§ To be done:
Copy out each line exactly as it appears.

Excerpt from a dataset

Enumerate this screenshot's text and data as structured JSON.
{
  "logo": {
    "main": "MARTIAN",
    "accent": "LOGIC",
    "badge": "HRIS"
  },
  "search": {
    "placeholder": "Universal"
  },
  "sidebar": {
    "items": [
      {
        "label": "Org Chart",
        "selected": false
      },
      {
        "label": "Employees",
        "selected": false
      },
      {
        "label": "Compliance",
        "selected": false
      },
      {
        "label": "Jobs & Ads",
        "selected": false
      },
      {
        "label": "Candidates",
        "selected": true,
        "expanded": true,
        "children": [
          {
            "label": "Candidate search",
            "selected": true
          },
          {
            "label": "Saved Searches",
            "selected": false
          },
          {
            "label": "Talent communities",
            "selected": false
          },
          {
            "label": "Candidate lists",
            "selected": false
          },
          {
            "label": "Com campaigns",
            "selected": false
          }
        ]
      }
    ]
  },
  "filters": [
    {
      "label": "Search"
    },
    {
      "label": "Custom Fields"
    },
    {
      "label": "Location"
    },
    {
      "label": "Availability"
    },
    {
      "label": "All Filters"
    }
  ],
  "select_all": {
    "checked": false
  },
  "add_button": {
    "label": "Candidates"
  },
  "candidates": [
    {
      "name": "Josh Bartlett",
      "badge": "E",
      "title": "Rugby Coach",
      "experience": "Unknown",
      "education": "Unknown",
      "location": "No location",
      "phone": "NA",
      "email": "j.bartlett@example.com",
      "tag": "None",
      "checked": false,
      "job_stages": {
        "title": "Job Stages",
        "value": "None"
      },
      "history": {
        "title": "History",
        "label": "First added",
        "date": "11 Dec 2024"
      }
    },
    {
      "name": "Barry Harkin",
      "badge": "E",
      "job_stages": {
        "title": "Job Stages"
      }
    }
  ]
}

§ Correct response:
Enumerate this screenshot's text and data as structured JSON.
{
  "logo": {
    "main": "MARTIAN",
    "accent": "LOGIC",
    "badge": "HRIS"
  },
  "search": {
    "placeholder": "Universal"
  },
  "sidebar": {
    "items": [
      {
        "label": "Org Chart",
        "selected": false
      },
      {
        "label": "Employees",
        "selected": false
      },
      {
        "label": "Compliance",
        "selected": false
      },
      {
        "label": "Jobs & Ads",
        "selected": false
      },
      {
        "label": "Candidates",
        "selected": true,
        "expanded": true,
        "children": [
          {
            "label": "Candidate search",
            "selected": true
          },
          {
            "label": "Saved Searches",
            "selected": false
          },
          {
            "label": "Talent communities",
            "selected": false
          },
          {
            "label": "Candidate lists",
            "selected": false
          },
          {
            "label": "Com campaigns",
            "selected": false
          }
        ]
      }
    ]
  },
  "filters": [
    {
      "label": "Search"
    },
    {
      "label": "Custom Fields"
    },
    {
      "label": "Location"
    },
    {
      "label": "Availability"
    },
    {
      "label": "All Filters"
    }
  ],
  "select_all": {
    "checked": false
  },
  "add_button": {
    "label": "Candidates"
  },
  "candidates": [
    {
      "name": "Josh Bartlett",
      "badge": "E",
      "title": "Rugby Coach",
      "experience": "Unknown",
      "education": "Unknown",
      "location": "No location",
      "phone": "NA",
      "email": "j.bartlett@example.com",
      "tag": "None",
      "checked": false,
      "job_stages": {
        "title": "Job Stages",
        "value": "None"
      },
      "history": {
        "title": "History",
        "label": "First added",
        "date": "11 Dec 2024"
      }
    },
    {
      "name": "Barry Harkin",
      "badge": "E",
      "job_stages": {
        "title": "Job Stages"
      }
    }
  ]
}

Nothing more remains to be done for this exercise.